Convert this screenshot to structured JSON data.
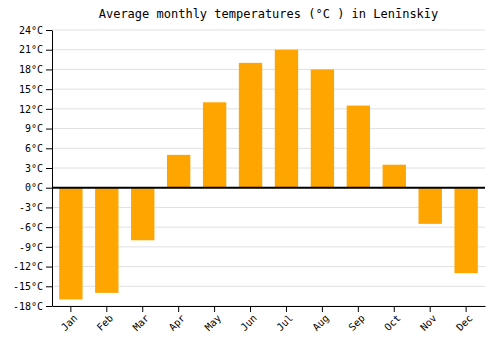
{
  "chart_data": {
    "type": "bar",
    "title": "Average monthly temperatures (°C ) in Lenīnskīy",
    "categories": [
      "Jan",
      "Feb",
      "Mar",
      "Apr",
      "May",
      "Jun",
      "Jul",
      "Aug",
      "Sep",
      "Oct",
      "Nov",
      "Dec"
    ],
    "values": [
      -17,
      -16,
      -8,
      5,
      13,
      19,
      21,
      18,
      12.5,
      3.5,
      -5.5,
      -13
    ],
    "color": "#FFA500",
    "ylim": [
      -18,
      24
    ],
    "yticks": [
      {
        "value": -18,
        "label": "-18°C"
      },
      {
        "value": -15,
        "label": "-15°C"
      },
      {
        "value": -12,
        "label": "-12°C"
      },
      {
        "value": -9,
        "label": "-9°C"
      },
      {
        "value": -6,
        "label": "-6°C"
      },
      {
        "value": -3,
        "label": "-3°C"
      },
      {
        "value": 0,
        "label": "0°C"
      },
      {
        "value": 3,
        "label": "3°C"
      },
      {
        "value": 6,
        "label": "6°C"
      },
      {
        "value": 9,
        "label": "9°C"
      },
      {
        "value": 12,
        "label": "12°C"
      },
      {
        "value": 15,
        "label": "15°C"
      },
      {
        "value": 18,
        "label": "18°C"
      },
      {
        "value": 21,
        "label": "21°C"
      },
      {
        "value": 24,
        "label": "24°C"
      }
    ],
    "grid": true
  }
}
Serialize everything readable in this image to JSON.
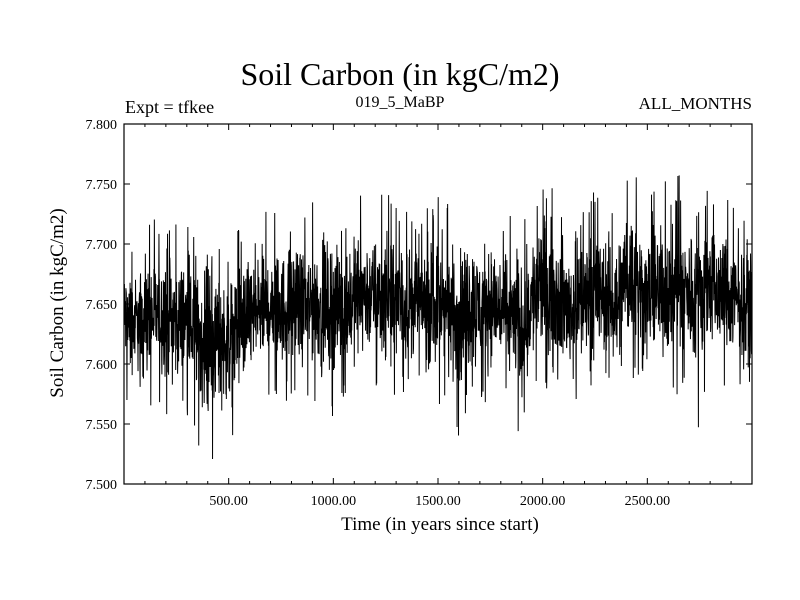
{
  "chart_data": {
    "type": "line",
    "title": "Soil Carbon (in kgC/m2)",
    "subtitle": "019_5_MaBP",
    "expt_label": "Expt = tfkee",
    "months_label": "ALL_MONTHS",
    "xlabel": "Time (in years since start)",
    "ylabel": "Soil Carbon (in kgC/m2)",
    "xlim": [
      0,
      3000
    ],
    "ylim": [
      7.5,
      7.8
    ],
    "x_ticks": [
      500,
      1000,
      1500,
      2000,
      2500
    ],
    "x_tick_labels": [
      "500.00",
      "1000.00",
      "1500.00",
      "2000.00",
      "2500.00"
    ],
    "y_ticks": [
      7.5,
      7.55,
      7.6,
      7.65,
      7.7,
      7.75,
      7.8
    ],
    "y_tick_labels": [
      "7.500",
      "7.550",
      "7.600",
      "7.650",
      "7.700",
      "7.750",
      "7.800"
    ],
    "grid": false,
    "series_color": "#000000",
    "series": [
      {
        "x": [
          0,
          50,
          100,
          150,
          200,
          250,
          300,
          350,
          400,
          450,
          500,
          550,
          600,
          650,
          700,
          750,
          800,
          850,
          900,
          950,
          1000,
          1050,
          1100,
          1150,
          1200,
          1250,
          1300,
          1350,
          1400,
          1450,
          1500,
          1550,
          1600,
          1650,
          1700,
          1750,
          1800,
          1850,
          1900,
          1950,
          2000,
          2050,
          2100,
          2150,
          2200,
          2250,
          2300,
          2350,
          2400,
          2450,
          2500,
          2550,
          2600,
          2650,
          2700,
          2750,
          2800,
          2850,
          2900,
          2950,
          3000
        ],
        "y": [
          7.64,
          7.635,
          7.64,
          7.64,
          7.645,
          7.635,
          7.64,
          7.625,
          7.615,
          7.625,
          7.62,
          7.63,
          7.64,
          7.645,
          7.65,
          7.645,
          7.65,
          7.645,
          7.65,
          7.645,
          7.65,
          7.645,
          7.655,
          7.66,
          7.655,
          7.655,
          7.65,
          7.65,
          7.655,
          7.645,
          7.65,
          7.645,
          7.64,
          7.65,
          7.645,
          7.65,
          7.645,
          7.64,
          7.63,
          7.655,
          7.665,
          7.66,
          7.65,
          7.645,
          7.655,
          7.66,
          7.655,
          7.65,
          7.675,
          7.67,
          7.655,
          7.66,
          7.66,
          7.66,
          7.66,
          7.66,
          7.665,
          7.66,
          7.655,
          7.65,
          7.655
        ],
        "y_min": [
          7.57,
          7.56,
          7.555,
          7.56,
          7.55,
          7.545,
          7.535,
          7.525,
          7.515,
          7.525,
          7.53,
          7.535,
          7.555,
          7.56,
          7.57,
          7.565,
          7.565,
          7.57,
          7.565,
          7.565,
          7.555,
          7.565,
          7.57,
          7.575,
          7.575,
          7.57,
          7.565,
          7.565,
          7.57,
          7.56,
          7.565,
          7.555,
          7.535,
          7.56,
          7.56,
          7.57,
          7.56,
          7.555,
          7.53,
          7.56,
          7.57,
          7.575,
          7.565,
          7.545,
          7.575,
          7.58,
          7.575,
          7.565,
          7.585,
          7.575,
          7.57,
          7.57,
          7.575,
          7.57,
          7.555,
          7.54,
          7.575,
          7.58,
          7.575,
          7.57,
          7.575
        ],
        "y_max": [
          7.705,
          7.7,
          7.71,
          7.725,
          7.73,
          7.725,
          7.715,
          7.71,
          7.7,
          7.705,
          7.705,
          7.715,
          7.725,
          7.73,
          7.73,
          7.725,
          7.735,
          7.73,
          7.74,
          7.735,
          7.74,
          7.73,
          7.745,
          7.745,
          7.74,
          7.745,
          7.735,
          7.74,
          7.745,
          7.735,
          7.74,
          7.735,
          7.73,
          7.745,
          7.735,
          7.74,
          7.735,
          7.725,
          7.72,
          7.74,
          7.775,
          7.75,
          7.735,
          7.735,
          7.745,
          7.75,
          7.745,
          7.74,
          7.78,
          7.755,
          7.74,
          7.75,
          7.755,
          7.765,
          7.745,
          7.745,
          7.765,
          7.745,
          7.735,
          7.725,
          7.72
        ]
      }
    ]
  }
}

......

→ GOAL
Identify every line above with the string "Soil" in it. Copy those lines.

→ EXERCISE RESPONSE
    "title": "Soil Carbon (in kgC/m2)",
    "ylabel": "Soil Carbon (in kgC/m2)",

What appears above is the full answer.